**EXTRAIT:**
★ ★ ★ ★ ★ ★ ★
Aux Pays-Bas, à Rotterdam plus précisément c’est la Slim Fit House de l’architecte Ana Rocha qui interroge. Construite sur deux places de parking seulement, elle mesure 4 m de largeur de façade et autant de longueur, soit une surface de 16 m2, mais offre environ 50 m2 d’espace de vie sur 3 niveaux. Au rez-de-chaussée, cuisine; au second, un salon et au troisième, une chambre, la luminosité compensant un certain minimalisme. Elle a aussi été conçue de manière à favoriser le chauffage naturel et la ventilation. Les fenêtres permettent la circulation de l’air à travers le bâtiment étroit tandis que les panneaux coulissants empêchent les pertes de chaleur entre les étages. Si elle peut être autoportante, elle peut aussi “remplir” l’espace entre deux constructions existantes. C’est un palace si l’on songe à cette maison londonienne d’1,7 m de façade – avec cinq étages quand même – construite elle, au début du XXe siècle et dont le prix de plus d’un million d’euros a de quoi décoiffer!!

La « Slim-fit » house: taille de guêpe.

Et pourquoi pas en kit?

Ikea et son concept révolutionnaire ont métamorphosé l’univers du mobilier. Le Leckie Studio, à Vancouver s’en est inspiré et a créé une maison de loisir en kit, à monter à moindre coût et avec une empreinte réduite pour l’environnement. Des panneaux préfabriqués sont insérés dans un squelette de poteaux de bois. Appelé Backcountry Hut Company, ce prototype demande très peu de travail sur place et très peu de main-d’œuvre. L’aménagement est modulable non seulement en forme, mais également en grandeur. En Belgique, avec un slogan ‘le confort du bois massif accessible à un large public’, Systimber a imaginé (pas dans le même gabarit) des murs, sols et toit composés de deux éléments seulement: des poutres en bois et des entretoises métalliques. Deux personnes suffisent pour assembler un bâtiment entier sans grue. La maison peut être bâtie en une semaine. Rapide, évolutif, économique.
★ ★ ★ ★ ★ ★ ★
**DONNÉES FOURNIES:**
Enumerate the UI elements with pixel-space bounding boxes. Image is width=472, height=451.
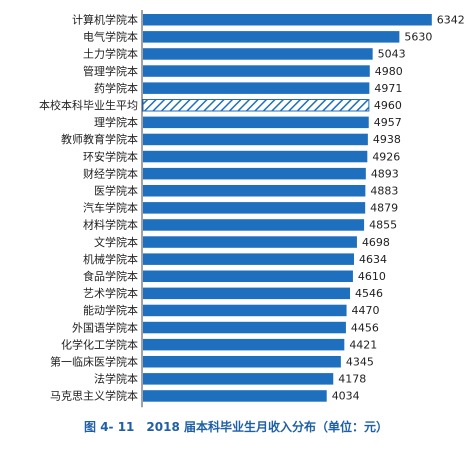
★ ★ ★ ★ ★ ★ ★
**TÂCHES DEMANDÉES:**
A. Selon l'extrait, de combien d'espace de vie dispose la Slim Fit House, et sur combien de niveaux ?
B. Indiquez si chaque affirmation concorde avec l'extrait en répondant par oui ou non. Citez les mots qui tranchent.
(i) La Slim Fit House a été construite sur deux places de parking.
(ii) L'assemblage d'un bâtiment Systimber exige une grue.
(iii) Le prototype du Leckie Studio requiert une main-d'œuvre importante sur place.

**CORRIGÉ DES EXERCICES:**
A. Environ 50 m2 d'espace de vie, sur 3 niveaux.

B.
(i) Oui : « Construite sur deux places de parking seulement ».
(ii) Non : « Deux personnes suffisent pour assembler un bâtiment entier sans grue. »
(iii) Non : « ce prototype demande très peu de travail sur place et très peu de main-d’œuvre ».